Each line containing the word "left" must be collected.

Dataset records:
[start]

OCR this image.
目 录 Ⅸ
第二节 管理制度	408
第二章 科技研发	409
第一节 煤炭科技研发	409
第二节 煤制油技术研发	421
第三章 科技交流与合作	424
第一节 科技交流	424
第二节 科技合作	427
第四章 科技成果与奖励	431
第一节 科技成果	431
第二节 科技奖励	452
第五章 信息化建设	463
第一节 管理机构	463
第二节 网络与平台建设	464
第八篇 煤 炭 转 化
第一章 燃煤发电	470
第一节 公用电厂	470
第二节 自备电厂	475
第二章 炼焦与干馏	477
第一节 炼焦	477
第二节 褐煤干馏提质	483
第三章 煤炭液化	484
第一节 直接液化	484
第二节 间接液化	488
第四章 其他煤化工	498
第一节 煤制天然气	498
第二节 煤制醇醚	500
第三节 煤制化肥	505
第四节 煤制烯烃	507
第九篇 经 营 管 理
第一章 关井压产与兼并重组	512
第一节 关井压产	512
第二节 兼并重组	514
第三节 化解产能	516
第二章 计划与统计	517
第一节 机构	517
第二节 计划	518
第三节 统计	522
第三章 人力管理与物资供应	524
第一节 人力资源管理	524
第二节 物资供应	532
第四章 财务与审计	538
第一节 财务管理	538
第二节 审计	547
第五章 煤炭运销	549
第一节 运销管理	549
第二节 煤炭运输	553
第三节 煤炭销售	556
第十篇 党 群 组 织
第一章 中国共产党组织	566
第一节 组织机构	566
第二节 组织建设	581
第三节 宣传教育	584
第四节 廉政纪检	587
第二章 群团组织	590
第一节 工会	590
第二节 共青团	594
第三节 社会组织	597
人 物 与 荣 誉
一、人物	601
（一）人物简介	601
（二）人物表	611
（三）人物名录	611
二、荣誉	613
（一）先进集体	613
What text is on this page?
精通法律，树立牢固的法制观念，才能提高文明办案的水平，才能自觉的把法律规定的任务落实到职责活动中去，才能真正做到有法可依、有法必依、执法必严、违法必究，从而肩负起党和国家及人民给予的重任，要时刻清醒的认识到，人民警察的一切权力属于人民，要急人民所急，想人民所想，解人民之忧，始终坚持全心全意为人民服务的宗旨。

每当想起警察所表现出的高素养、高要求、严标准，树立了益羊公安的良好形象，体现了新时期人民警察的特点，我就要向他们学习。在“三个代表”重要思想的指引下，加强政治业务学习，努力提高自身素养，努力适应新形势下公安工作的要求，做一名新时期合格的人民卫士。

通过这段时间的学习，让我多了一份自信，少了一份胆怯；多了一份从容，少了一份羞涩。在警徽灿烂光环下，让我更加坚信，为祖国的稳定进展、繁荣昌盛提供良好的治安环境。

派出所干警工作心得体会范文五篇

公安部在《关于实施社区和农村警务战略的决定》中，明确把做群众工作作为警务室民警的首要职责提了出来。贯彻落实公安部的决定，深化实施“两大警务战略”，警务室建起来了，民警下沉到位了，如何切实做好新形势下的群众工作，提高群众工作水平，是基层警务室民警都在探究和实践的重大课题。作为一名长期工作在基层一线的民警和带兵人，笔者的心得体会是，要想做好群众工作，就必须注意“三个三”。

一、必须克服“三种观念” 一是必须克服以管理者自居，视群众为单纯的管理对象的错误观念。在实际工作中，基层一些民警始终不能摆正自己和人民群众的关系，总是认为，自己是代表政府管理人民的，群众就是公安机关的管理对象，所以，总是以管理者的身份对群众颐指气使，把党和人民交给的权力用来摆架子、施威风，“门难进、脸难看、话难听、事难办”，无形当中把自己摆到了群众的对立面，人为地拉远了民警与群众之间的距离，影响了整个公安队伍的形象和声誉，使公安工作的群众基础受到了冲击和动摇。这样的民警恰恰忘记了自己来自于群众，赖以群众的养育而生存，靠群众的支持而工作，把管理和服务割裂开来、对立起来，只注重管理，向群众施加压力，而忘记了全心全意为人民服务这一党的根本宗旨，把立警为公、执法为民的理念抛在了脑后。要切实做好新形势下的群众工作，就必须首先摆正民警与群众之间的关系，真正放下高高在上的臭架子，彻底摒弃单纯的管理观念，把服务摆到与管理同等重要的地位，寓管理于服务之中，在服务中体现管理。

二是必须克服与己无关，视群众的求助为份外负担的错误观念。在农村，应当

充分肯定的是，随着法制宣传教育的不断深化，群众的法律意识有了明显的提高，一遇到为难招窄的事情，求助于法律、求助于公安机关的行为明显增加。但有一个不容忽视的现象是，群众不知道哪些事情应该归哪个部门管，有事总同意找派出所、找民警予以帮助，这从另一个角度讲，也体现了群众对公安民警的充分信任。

[end]
[start]

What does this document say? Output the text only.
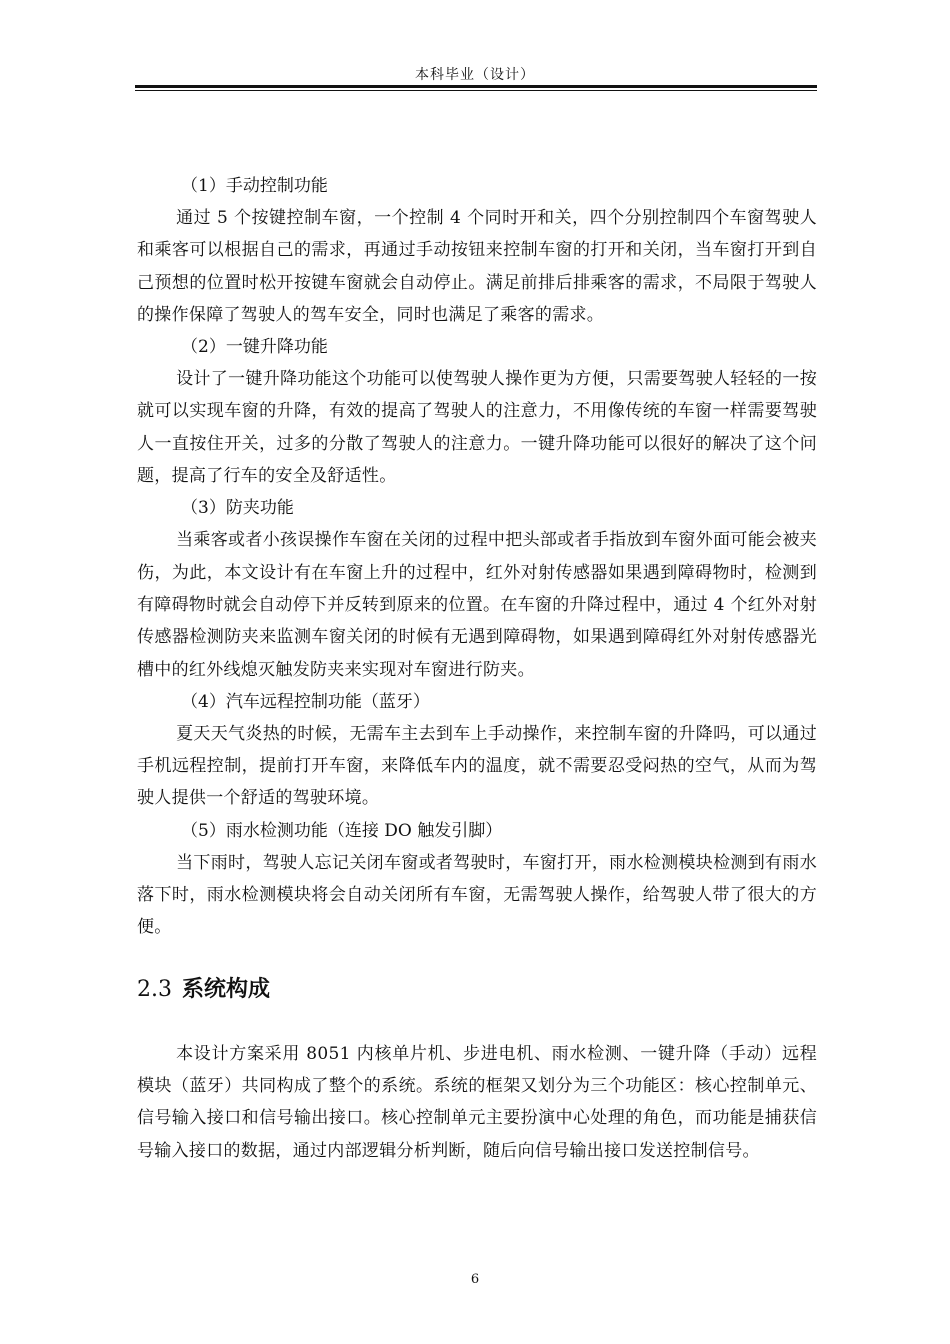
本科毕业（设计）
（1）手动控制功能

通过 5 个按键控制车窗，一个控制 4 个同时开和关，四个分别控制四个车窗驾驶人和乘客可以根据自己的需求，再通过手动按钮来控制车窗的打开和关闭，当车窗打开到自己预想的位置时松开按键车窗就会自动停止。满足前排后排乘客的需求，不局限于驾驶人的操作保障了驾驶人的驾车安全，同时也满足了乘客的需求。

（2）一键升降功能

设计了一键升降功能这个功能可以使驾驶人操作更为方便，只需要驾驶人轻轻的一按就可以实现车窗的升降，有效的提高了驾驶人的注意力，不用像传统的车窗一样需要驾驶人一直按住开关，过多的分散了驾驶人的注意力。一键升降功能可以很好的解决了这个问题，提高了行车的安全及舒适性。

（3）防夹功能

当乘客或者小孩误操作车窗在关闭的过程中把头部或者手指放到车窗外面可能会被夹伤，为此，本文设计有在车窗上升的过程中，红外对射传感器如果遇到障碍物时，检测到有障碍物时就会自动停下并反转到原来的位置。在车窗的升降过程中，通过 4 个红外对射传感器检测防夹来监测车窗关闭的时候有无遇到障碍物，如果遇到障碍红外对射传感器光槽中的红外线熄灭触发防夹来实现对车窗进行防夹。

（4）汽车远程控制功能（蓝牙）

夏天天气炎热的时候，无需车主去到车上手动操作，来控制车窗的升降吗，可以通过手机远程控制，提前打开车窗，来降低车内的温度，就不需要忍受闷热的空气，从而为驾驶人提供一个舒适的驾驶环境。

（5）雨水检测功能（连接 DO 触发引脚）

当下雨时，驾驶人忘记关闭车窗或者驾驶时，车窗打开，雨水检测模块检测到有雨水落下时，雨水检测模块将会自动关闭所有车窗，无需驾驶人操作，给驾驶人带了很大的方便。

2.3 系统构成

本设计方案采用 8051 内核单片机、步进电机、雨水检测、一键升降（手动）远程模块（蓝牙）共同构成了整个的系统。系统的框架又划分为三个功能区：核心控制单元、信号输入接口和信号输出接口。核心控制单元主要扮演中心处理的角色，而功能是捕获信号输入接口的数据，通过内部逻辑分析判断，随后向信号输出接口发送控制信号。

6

[end]
[start]

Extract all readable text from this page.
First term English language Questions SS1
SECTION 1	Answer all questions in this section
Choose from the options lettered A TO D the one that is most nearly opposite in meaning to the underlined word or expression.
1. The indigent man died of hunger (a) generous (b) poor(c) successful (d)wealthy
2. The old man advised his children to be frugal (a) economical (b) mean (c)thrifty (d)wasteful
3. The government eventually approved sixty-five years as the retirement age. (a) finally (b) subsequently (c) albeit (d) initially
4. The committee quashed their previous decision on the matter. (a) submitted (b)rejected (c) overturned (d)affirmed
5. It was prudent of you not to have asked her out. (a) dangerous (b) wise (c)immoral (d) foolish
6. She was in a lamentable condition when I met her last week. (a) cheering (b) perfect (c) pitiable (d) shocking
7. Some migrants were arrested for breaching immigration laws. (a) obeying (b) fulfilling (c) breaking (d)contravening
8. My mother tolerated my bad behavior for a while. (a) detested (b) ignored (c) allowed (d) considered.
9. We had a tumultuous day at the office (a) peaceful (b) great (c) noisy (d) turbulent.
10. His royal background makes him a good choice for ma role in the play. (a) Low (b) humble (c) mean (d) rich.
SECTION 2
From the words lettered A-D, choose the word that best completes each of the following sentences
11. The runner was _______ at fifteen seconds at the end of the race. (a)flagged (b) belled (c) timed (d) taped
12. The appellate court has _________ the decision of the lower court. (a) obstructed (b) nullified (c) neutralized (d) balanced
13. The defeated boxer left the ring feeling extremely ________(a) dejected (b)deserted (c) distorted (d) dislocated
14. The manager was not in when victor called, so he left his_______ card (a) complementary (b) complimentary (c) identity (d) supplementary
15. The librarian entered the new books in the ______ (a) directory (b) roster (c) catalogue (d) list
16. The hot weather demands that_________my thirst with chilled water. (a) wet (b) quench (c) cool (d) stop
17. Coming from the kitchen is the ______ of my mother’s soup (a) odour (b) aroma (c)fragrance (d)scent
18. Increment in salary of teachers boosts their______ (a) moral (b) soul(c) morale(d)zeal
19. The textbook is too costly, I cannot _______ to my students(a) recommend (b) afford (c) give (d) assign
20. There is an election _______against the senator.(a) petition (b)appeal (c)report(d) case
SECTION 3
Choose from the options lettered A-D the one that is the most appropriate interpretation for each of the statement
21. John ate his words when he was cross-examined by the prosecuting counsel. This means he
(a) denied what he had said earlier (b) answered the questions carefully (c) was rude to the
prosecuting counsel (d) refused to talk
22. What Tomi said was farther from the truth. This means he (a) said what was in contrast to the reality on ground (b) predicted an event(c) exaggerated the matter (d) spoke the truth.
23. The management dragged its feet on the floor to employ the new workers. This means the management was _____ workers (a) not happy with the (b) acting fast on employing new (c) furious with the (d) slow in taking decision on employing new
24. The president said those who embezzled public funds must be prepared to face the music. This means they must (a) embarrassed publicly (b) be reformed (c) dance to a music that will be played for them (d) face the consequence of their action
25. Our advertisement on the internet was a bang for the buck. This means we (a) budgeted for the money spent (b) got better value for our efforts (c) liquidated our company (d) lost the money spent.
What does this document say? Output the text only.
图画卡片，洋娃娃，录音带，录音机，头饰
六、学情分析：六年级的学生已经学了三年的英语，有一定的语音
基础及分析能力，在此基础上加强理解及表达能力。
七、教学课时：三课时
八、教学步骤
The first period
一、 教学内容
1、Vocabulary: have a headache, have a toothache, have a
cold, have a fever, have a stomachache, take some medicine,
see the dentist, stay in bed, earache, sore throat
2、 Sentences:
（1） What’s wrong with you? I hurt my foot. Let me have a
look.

[end]

Written answer:
13. The defeated boxer left the ring feeling extremely ________(a) dejected (b)deserted (c) distorted (d) dislocated
14. The manager was not in when victor called, so he left his_______ card (a) complementary (b) complimentary (c) identity (d) supplementary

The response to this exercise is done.